PROBLEM STATEMENT:
Copy out the lines that include the word "Medianwert".
******
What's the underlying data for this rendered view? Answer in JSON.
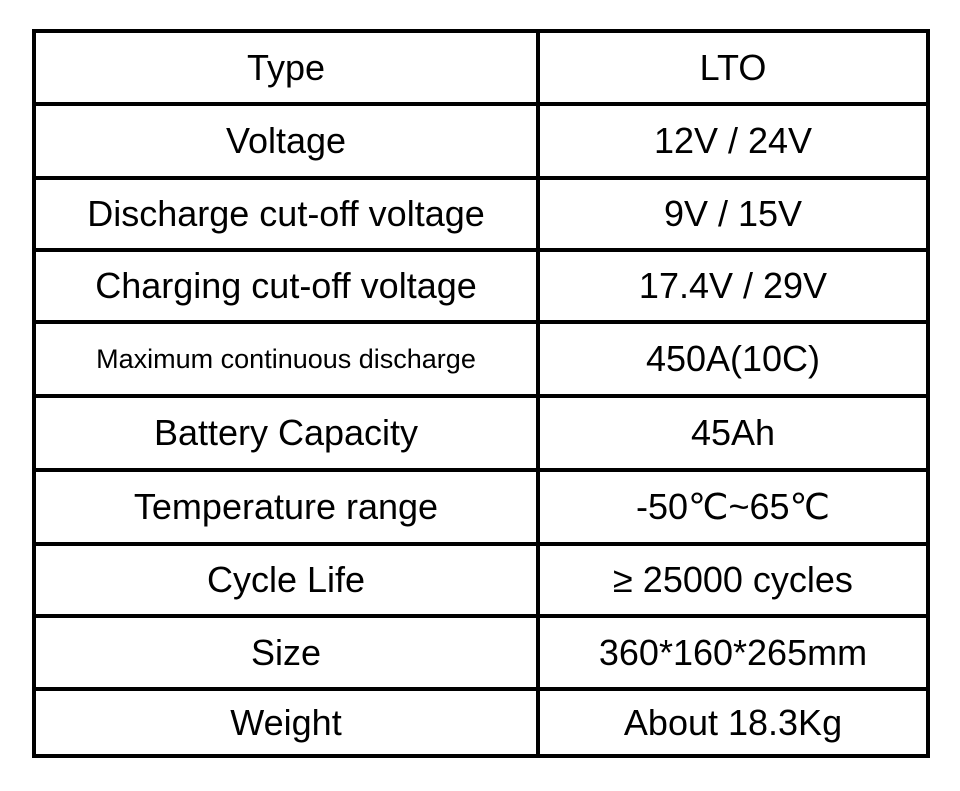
{
  "table": {
    "rows": [
      [
        "Type",
        "LTO"
      ],
      [
        "Voltage",
        "12V / 24V"
      ],
      [
        "Discharge cut-off voltage",
        "9V / 15V"
      ],
      [
        "Charging cut-off voltage",
        "17.4V / 29V"
      ],
      [
        "Maximum continuous discharge",
        "450A(10C)"
      ],
      [
        "Battery Capacity",
        "45Ah"
      ],
      [
        "Temperature range",
        "-50℃~65℃"
      ],
      [
        "Cycle Life",
        "≥ 25000 cycles"
      ],
      [
        "Size",
        "360*160*265mm"
      ],
      [
        "Weight",
        "About 18.3Kg"
      ]
    ]
  }
}
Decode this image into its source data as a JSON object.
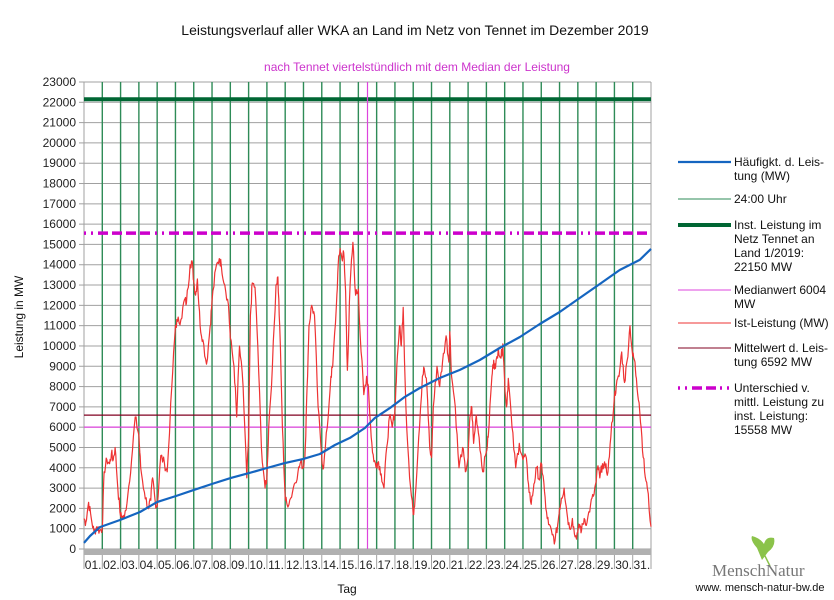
{
  "chart_data": {
    "type": "line",
    "title": "Leistungsverlauf aller WKA an Land im Netz von Tennet im Dezember 2019",
    "subtitle": "nach Tennet viertelstündlich mit dem Median der Leistung",
    "xlabel": "Tag",
    "ylabel": "Leistung in MW",
    "ylim": [
      0,
      23000
    ],
    "ytick_step": 1000,
    "xlim": [
      0,
      31
    ],
    "grid": true,
    "legend_position": "right",
    "x_tick_labels": [
      "01.",
      "02.",
      "03.",
      "04.",
      "05.",
      "06.",
      "07.",
      "08.",
      "09.",
      "10.",
      "11.",
      "12.",
      "13.",
      "14.",
      "15.",
      "16.",
      "17.",
      "18.",
      "19.",
      "20.",
      "21.",
      "22.",
      "23.",
      "24.",
      "25.",
      "26.",
      "27.",
      "28.",
      "29.",
      "30.",
      "31."
    ],
    "y_tick_labels": [
      "0",
      "1000",
      "2000",
      "3000",
      "4000",
      "5000",
      "6000",
      "7000",
      "8000",
      "9000",
      "10000",
      "11000",
      "12000",
      "13000",
      "14000",
      "15000",
      "16000",
      "17000",
      "18000",
      "19000",
      "20000",
      "21000",
      "22000",
      "23000"
    ],
    "colors": {
      "haeufigkeit": "#1565c0",
      "midnight": "#2e8b57",
      "installed": "#006633",
      "median": "#dd44dd",
      "ist": "#ee3333",
      "mean": "#800020",
      "difference": "#cc00cc",
      "grid": "#a0a0a0",
      "floor": "#b0b0b0"
    },
    "series": [
      {
        "name": "Häufigkt. d. Leistung (MW)",
        "key": "haeufigkeit",
        "x_days": [
          0,
          0.33,
          0.87,
          1.97,
          3.06,
          3.99,
          5.03,
          6.01,
          6.99,
          8.03,
          9.02,
          10.0,
          10.98,
          11.97,
          12.9,
          13.72,
          14.54,
          15.36,
          15.9,
          16.72,
          17.54,
          18.36,
          19.45,
          20.55,
          21.64,
          22.73,
          23.83,
          24.92,
          26.01,
          27.1,
          28.2,
          29.29,
          30.38,
          31.0
        ],
        "values": [
          300,
          640,
          1080,
          1430,
          1820,
          2310,
          2610,
          2910,
          3200,
          3500,
          3740,
          3990,
          4230,
          4430,
          4680,
          5120,
          5470,
          5960,
          6450,
          6940,
          7490,
          7930,
          8420,
          8820,
          9310,
          9900,
          10440,
          11080,
          11670,
          12360,
          13050,
          13740,
          14240,
          14780
        ]
      },
      {
        "name": "Ist-Leistung (MW)",
        "key": "ist",
        "x_days": [
          0,
          0.1,
          0.25,
          0.4,
          0.55,
          0.7,
          0.85,
          1.0,
          1.1,
          1.25,
          1.4,
          1.5,
          1.6,
          1.7,
          1.85,
          2.0,
          2.1,
          2.2,
          2.4,
          2.6,
          2.8,
          3.0,
          3.1,
          3.3,
          3.5,
          3.65,
          3.75,
          3.9,
          4.0,
          4.2,
          4.4,
          4.55,
          4.8,
          5.0,
          5.1,
          5.3,
          5.5,
          5.6,
          5.8,
          5.9,
          6.0,
          6.1,
          6.2,
          6.35,
          6.5,
          6.7,
          6.9,
          7.0,
          7.2,
          7.4,
          7.5,
          7.7,
          7.9,
          8.0,
          8.2,
          8.35,
          8.5,
          8.7,
          8.9,
          9.0,
          9.1,
          9.2,
          9.35,
          9.5,
          9.7,
          9.9,
          10.0,
          10.1,
          10.3,
          10.5,
          10.6,
          10.7,
          10.85,
          11.0,
          11.1,
          11.3,
          11.5,
          11.7,
          11.85,
          12.0,
          12.1,
          12.2,
          12.3,
          12.45,
          12.6,
          12.8,
          13.0,
          13.1,
          13.3,
          13.5,
          13.6,
          13.8,
          13.9,
          14.0,
          14.1,
          14.2,
          14.3,
          14.4,
          14.55,
          14.7,
          14.85,
          15.0,
          15.1,
          15.3,
          15.45,
          15.55,
          15.7,
          15.85,
          16.0,
          16.1,
          16.25,
          16.4,
          16.55,
          16.7,
          16.85,
          17.0,
          17.1,
          17.25,
          17.35,
          17.45,
          17.6,
          17.8,
          18.0,
          18.1,
          18.3,
          18.5,
          18.6,
          18.75,
          18.9,
          19.0,
          19.1,
          19.3,
          19.45,
          19.6,
          19.8,
          19.95,
          20.0,
          20.1,
          20.3,
          20.5,
          20.7,
          20.85,
          21.0,
          21.1,
          21.2,
          21.3,
          21.45,
          21.6,
          21.8,
          22.0,
          22.1,
          22.3,
          22.4,
          22.5,
          22.65,
          22.8,
          22.9,
          23.0,
          23.1,
          23.2,
          23.4,
          23.6,
          23.8,
          24.0,
          24.15,
          24.3,
          24.45,
          24.6,
          24.75,
          24.9,
          25.0,
          25.1,
          25.25,
          25.4,
          25.6,
          25.75,
          25.9,
          26.0,
          26.1,
          26.25,
          26.4,
          26.55,
          26.7,
          26.85,
          27.0,
          27.1,
          27.2,
          27.35,
          27.5,
          27.7,
          27.85,
          28.0,
          28.1,
          28.2,
          28.35,
          28.5,
          28.65,
          28.8,
          29.0,
          29.1,
          29.25,
          29.4,
          29.55,
          29.7,
          29.85,
          30.0,
          30.1,
          30.2,
          30.35,
          30.5,
          30.65,
          30.8,
          31.0
        ],
        "values": [
          1500,
          1300,
          2300,
          1500,
          800,
          1100,
          900,
          1000,
          3800,
          4400,
          4200,
          4700,
          4400,
          5000,
          3000,
          1600,
          1600,
          1500,
          2700,
          4400,
          6500,
          5600,
          4000,
          2800,
          2000,
          2400,
          3500,
          2300,
          2100,
          4600,
          4200,
          3800,
          8000,
          11000,
          11200,
          11300,
          12300,
          12100,
          14000,
          14200,
          13200,
          12500,
          13300,
          11000,
          10300,
          9100,
          11000,
          12200,
          13800,
          14300,
          14000,
          13000,
          12000,
          10400,
          9000,
          6500,
          10000,
          8000,
          3500,
          5500,
          11500,
          13100,
          12900,
          10000,
          5000,
          3000,
          3500,
          6000,
          9000,
          13000,
          13400,
          11000,
          6000,
          2500,
          2200,
          2500,
          3200,
          3800,
          4300,
          4000,
          5000,
          8000,
          11000,
          12000,
          11500,
          7000,
          4500,
          4000,
          6000,
          8500,
          9000,
          12000,
          14000,
          14800,
          14300,
          14600,
          12700,
          8800,
          13000,
          15100,
          12500,
          12800,
          10500,
          7600,
          8500,
          8000,
          5500,
          4300,
          4200,
          4300,
          3700,
          3000,
          5000,
          6500,
          6000,
          6800,
          9000,
          11000,
          10000,
          11900,
          7000,
          3500,
          1700,
          2500,
          5500,
          8500,
          8900,
          8000,
          5000,
          4500,
          7000,
          9000,
          8000,
          9200,
          10500,
          9200,
          10700,
          8500,
          7000,
          4000,
          5000,
          3800,
          4500,
          6500,
          7000,
          5200,
          6600,
          5500,
          3800,
          4800,
          5500,
          8500,
          9300,
          8900,
          9900,
          9400,
          10100,
          8200,
          7000,
          8400,
          6000,
          4000,
          5200,
          4400,
          4600,
          3200,
          2200,
          3200,
          4000,
          3400,
          4200,
          3600,
          2000,
          1200,
          700,
          400,
          1200,
          2000,
          2500,
          3000,
          1800,
          1000,
          1500,
          600,
          800,
          1200,
          900,
          1500,
          1300,
          2200,
          2600,
          3300,
          4100,
          3500,
          4200,
          4000,
          3800,
          5500,
          7500,
          8000,
          8500,
          9700,
          8200,
          9300,
          11000,
          9500,
          9300,
          8400,
          7200,
          5500,
          3800,
          3000,
          1100
        ]
      },
      {
        "name": "Inst. Leistung im Netz Tennet an Land 1/2019: 22150  MW",
        "key": "installed",
        "constant": 22150
      },
      {
        "name": "Medianwert 6004 MW",
        "key": "median",
        "constant": 6004,
        "vertical_marker_day": 15.5
      },
      {
        "name": "Mittelwert d. Leistung 6592 MW",
        "key": "mean",
        "constant": 6592
      },
      {
        "name": "Unterschied v. mittl. Leistung zu inst. Leistung: 15558 MW",
        "key": "difference",
        "constant": 15558
      },
      {
        "name": "24:00 Uhr",
        "key": "midnight",
        "vertical_every_days": 1
      }
    ],
    "legend": [
      {
        "key": "haeufigkeit",
        "lines": [
          "Häufigkt. d. Leis-",
          "tung (MW)"
        ]
      },
      {
        "key": "midnight",
        "lines": [
          "24:00 Uhr"
        ]
      },
      {
        "key": "installed",
        "lines": [
          "Inst. Leistung im",
          "Netz Tennet an",
          "Land 1/2019:",
          "22150  MW"
        ]
      },
      {
        "key": "median",
        "lines": [
          "Medianwert 6004",
          "MW"
        ]
      },
      {
        "key": "ist",
        "lines": [
          "Ist-Leistung (MW)"
        ]
      },
      {
        "key": "mean",
        "lines": [
          "Mittelwert d. Leis-",
          "tung 6592 MW"
        ]
      },
      {
        "key": "difference",
        "lines": [
          "Unterschied v.",
          "mittl. Leistung zu",
          "inst. Leistung:",
          "15558 MW"
        ]
      }
    ]
  },
  "logo": {
    "name_part1": "Mensch",
    "name_part2": "Natur",
    "url": "www. mensch-natur-bw.de",
    "leaf_color": "#8bc34a"
  }
}
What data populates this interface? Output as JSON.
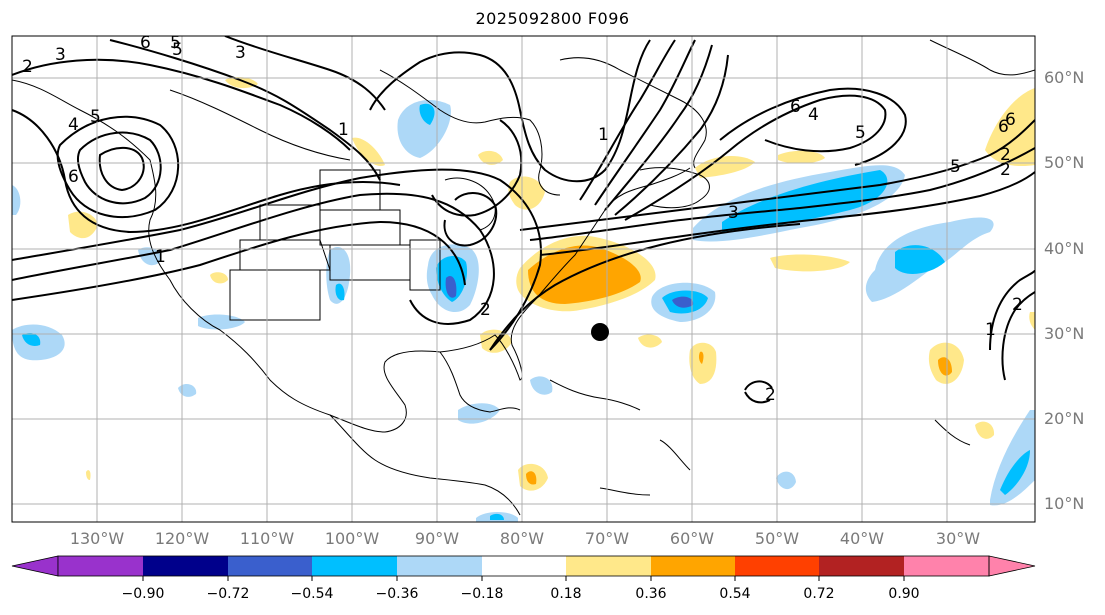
{
  "title": "2025092800 F096",
  "lat_labels": [
    "60°N",
    "50°N",
    "40°N",
    "30°N",
    "20°N",
    "10°N"
  ],
  "lon_labels": [
    "130°W",
    "120°W",
    "110°W",
    "100°W",
    "90°W",
    "80°W",
    "70°W",
    "60°W",
    "50°W",
    "40°W",
    "30°W"
  ],
  "colorbar": {
    "ticks": [
      "−0.90",
      "−0.72",
      "−0.54",
      "−0.36",
      "−0.18",
      "0.18",
      "0.36",
      "0.54",
      "0.72",
      "0.90"
    ],
    "colors": {
      "under": "#9932cc",
      "c1": "#00008b",
      "c2": "#3a5fcd",
      "c3": "#00bfff",
      "c4": "#add8f7",
      "c5": "#ffffff",
      "c6": "#ffe88a",
      "c7": "#ffa500",
      "c8": "#ff4000",
      "c9": "#b22222",
      "over": "#ff82ab"
    }
  },
  "contour_labels": [
    "2",
    "3",
    "6",
    "5",
    "3",
    "4",
    "5",
    "6",
    "1",
    "1",
    "2",
    "6",
    "4",
    "5",
    "6",
    "5",
    "2",
    "3",
    "1",
    "2",
    "1",
    "2",
    "5",
    "2",
    "6"
  ],
  "marker": {
    "label": "circle-marker",
    "lon": -70.5,
    "lat": 30.5
  }
}
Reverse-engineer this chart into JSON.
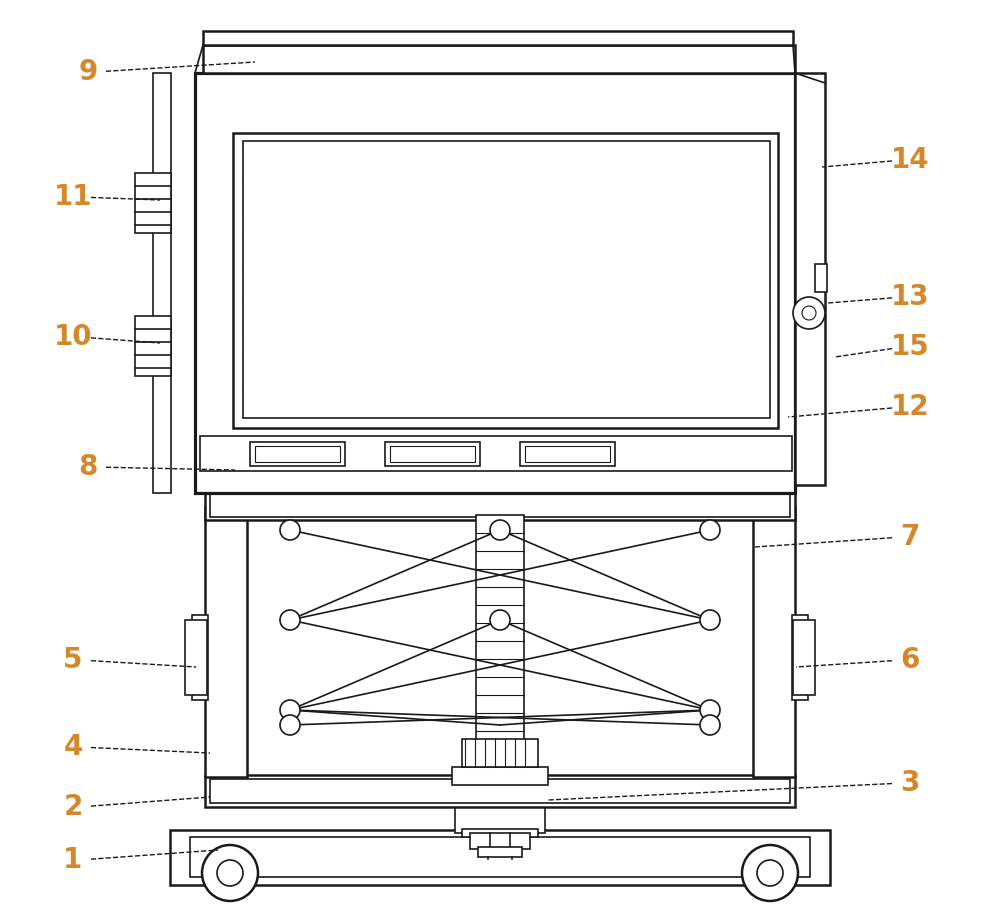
{
  "bg_color": "#ffffff",
  "line_color": "#1a1a1a",
  "label_color": "#D4882A",
  "fig_width": 10.0,
  "fig_height": 9.15,
  "dpi": 100
}
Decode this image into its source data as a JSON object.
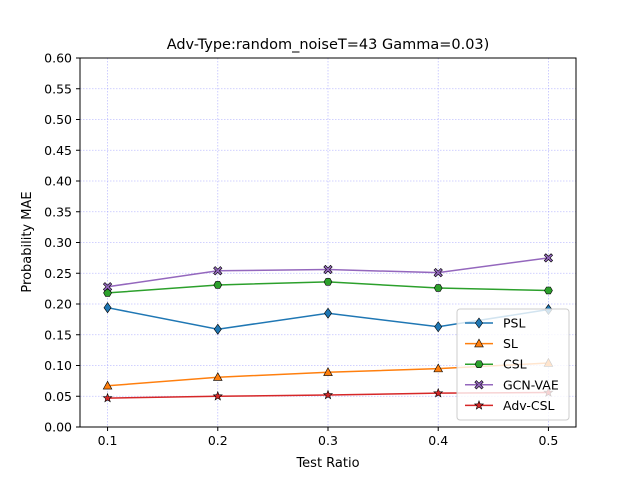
{
  "chart_data": {
    "type": "line",
    "title": "Adv-Type:random_noiseT=43 Gamma=0.03)",
    "xlabel": "Test Ratio",
    "ylabel": "Probability MAE",
    "x": [
      0.1,
      0.2,
      0.3,
      0.4,
      0.5
    ],
    "x_tick_labels": [
      "0.1",
      "0.2",
      "0.3",
      "0.4",
      "0.5"
    ],
    "xlim": [
      0.075,
      0.525
    ],
    "ylim": [
      0.0,
      0.6
    ],
    "y_ticks": [
      0.0,
      0.05,
      0.1,
      0.15,
      0.2,
      0.25,
      0.3,
      0.35,
      0.4,
      0.45,
      0.5,
      0.55,
      0.6
    ],
    "y_tick_labels": [
      "0.00",
      "0.05",
      "0.10",
      "0.15",
      "0.20",
      "0.25",
      "0.30",
      "0.35",
      "0.40",
      "0.45",
      "0.50",
      "0.55",
      "0.60"
    ],
    "grid": true,
    "grid_color": "#9999ff",
    "legend_position": "bottom-right",
    "series": [
      {
        "name": "PSL",
        "color": "#1f77b4",
        "marker": "diamond",
        "values": [
          0.194,
          0.159,
          0.185,
          0.163,
          0.191
        ]
      },
      {
        "name": "SL",
        "color": "#ff7f0e",
        "marker": "triangle",
        "values": [
          0.067,
          0.081,
          0.089,
          0.095,
          0.104
        ]
      },
      {
        "name": "CSL",
        "color": "#2ca02c",
        "marker": "hexagon",
        "values": [
          0.218,
          0.231,
          0.236,
          0.226,
          0.222
        ]
      },
      {
        "name": "GCN-VAE",
        "color": "#9467bd",
        "marker": "x-filled",
        "values": [
          0.228,
          0.254,
          0.256,
          0.251,
          0.275
        ]
      },
      {
        "name": "Adv-CSL",
        "color": "#d62728",
        "marker": "star",
        "values": [
          0.047,
          0.05,
          0.052,
          0.055,
          0.056
        ]
      }
    ]
  }
}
******
EXERCISE RESULT:
        "name": "Medianwert 6004 MW",
          "Medianwert 6004",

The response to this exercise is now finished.